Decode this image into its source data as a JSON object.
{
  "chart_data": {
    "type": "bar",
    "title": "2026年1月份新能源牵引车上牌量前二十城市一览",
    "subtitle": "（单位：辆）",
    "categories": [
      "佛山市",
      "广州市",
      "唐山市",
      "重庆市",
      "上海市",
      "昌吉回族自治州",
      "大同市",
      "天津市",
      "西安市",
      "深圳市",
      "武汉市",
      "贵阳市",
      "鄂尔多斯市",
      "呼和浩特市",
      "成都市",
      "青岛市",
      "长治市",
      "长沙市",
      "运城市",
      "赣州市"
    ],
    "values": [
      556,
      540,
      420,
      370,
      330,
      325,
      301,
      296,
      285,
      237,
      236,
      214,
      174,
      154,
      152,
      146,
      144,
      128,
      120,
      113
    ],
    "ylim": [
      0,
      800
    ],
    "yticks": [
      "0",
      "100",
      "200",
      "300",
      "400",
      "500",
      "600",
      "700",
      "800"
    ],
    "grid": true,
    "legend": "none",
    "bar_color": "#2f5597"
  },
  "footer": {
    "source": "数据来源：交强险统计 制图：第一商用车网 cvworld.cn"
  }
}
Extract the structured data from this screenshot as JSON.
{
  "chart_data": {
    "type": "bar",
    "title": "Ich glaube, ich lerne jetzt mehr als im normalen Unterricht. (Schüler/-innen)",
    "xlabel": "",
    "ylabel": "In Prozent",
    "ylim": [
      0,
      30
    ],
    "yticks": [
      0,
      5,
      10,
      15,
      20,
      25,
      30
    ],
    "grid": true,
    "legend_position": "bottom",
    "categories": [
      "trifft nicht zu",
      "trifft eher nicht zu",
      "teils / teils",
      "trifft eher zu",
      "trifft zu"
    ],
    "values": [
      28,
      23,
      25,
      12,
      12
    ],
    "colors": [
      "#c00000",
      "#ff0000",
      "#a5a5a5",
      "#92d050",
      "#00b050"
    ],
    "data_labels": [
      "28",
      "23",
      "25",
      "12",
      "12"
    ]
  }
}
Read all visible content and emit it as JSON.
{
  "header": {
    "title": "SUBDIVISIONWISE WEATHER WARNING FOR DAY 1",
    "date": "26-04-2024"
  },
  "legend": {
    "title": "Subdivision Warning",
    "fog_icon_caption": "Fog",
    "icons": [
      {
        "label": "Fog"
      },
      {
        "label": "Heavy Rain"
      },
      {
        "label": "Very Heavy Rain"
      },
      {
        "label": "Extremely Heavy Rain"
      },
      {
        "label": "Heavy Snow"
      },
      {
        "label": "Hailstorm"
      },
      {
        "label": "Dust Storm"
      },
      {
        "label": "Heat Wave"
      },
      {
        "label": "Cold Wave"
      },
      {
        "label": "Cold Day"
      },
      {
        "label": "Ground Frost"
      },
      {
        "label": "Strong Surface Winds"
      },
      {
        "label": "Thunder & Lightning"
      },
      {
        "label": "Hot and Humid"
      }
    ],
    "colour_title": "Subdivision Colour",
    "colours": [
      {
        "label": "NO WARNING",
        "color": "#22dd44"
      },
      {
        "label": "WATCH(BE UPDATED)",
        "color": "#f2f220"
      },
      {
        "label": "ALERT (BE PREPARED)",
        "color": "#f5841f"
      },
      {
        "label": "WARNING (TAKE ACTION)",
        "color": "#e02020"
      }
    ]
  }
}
────────────────
> _TASK DIRECTIONS_
Tally every line of the listing that holds the string "this", then give the number by itself.

> _WORKED ANSWER_
2